▶ [MATERIALS PROVIDED]
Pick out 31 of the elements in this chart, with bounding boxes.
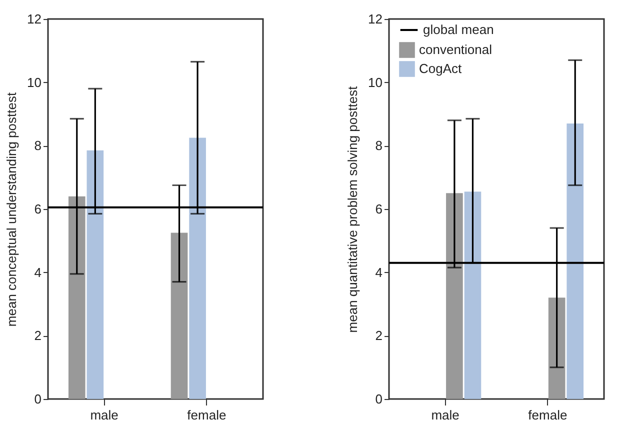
bar xyxy=(548,298,566,399)
y-tick-label: 0 xyxy=(375,392,382,406)
y-tick-label: 12 xyxy=(368,12,382,26)
x-tick-label: male xyxy=(431,408,460,422)
bar xyxy=(189,138,206,399)
y-tick-label: 12 xyxy=(27,12,42,26)
legend-label: conventional xyxy=(419,42,492,57)
y-tick-label: 6 xyxy=(375,202,382,216)
y-tick-label: 10 xyxy=(27,74,42,90)
bar xyxy=(170,232,188,399)
y-tick-label: 6 xyxy=(34,202,42,216)
bar xyxy=(86,150,104,399)
y-tick-label: 0 xyxy=(34,392,42,406)
x-tick-label: male xyxy=(90,408,118,422)
legend-label: global mean xyxy=(423,22,494,37)
legend-label: CogAct xyxy=(419,61,462,76)
bar xyxy=(446,193,463,399)
y-tick-label: 10 xyxy=(368,74,382,90)
y-tick-label: 4 xyxy=(34,264,42,280)
y-axis-title: mean conceptual understanding posttest xyxy=(4,92,20,327)
bar xyxy=(464,192,482,399)
y-tick-label: 2 xyxy=(34,328,42,344)
x-tick-label: female xyxy=(187,408,226,422)
bar xyxy=(566,124,584,399)
y-tick-label: 2 xyxy=(375,328,382,344)
y-tick-label: 8 xyxy=(375,138,382,154)
y-tick-label: 8 xyxy=(34,138,42,154)
bar xyxy=(68,196,86,399)
y-tick-label: 4 xyxy=(375,264,382,280)
x-tick-label: female xyxy=(528,408,568,422)
y-axis-title: mean quantitative problem solving posttest xyxy=(345,86,360,333)
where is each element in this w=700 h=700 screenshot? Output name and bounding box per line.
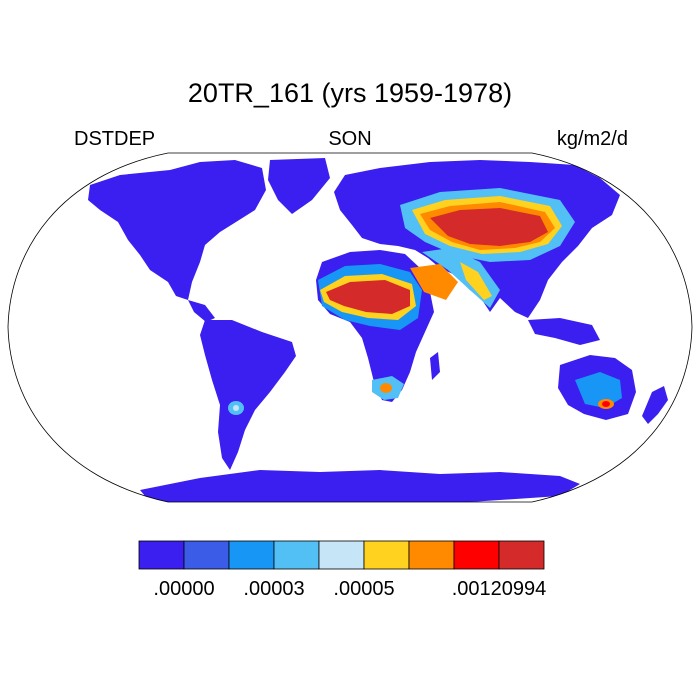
colorbar-swatch-8 (498, 540, 545, 570)
globe-outline (7, 152, 693, 503)
central-america (188, 300, 215, 322)
colorbar-swatch-4 (318, 540, 365, 570)
season-label: SON (328, 128, 372, 150)
sahara-dust-max (326, 280, 410, 314)
colorbar (138, 540, 545, 570)
north-america (88, 160, 266, 300)
map-title: 20TR_161 (yrs 1959-1978) (187, 78, 513, 108)
units-label: kg/m2/d (556, 128, 628, 150)
variable-label: DSTDEP (74, 128, 156, 150)
antarctica (140, 470, 580, 502)
colorbar-swatch-7 (453, 540, 500, 570)
colorbar-swatch-2 (228, 540, 275, 570)
colorbar-swatch-0 (138, 540, 185, 570)
central-asia-dust-max (430, 208, 548, 246)
colorbar-swatch-5 (363, 540, 410, 570)
colorbar-label-1: .00003 (243, 578, 305, 600)
colorbar-swatch-6 (408, 540, 455, 570)
colorbar-label-2: .00005 (333, 578, 395, 600)
colorbar-label-0: .00000 (153, 578, 215, 600)
colorbar-swatch-3 (273, 540, 320, 570)
south-america (200, 320, 296, 470)
colorbar-label-3: .00120994 (451, 578, 547, 600)
colorbar-swatch-1 (183, 540, 230, 570)
greenland (268, 158, 330, 214)
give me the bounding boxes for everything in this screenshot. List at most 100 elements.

▶ [PROBLEM TO WORK ON]
Extract the stretch of the data from its first line through the line containing "where is each", both included, and reproduce each line unchanged, omitting the pictures.

▶ [EXERCISE RESPONSE]
Pick out 31 of the elements in this chart, with bounding boxes.
bar xyxy=(548,298,566,399)
y-tick-label: 0 xyxy=(375,392,382,406)
y-tick-label: 12 xyxy=(368,12,382,26)
x-tick-label: male xyxy=(431,408,460,422)
bar xyxy=(189,138,206,399)
y-tick-label: 12 xyxy=(27,12,42,26)
legend-label: conventional xyxy=(419,42,492,57)
y-tick-label: 6 xyxy=(375,202,382,216)
y-tick-label: 10 xyxy=(27,74,42,90)
bar xyxy=(170,232,188,399)
y-tick-label: 6 xyxy=(34,202,42,216)
bar xyxy=(86,150,104,399)
y-tick-label: 0 xyxy=(34,392,42,406)
x-tick-label: male xyxy=(90,408,118,422)
legend-label: global mean xyxy=(423,22,494,37)
legend-label: CogAct xyxy=(419,61,462,76)
bar xyxy=(446,193,463,399)
y-tick-label: 10 xyxy=(368,74,382,90)
y-tick-label: 4 xyxy=(34,264,42,280)
y-axis-title: mean conceptual understanding posttest xyxy=(4,92,20,327)
bar xyxy=(464,192,482,399)
y-tick-label: 2 xyxy=(34,328,42,344)
x-tick-label: female xyxy=(187,408,226,422)
bar xyxy=(566,124,584,399)
y-tick-label: 2 xyxy=(375,328,382,344)
y-tick-label: 8 xyxy=(375,138,382,154)
y-tick-label: 8 xyxy=(34,138,42,154)
bar xyxy=(68,196,86,399)
y-tick-label: 4 xyxy=(375,264,382,280)
x-tick-label: female xyxy=(528,408,568,422)
y-axis-title: mean quantitative problem solving posttest xyxy=(345,86,360,333)
where is each element in this w=700 h=700 screenshot? Output name and bounding box per line.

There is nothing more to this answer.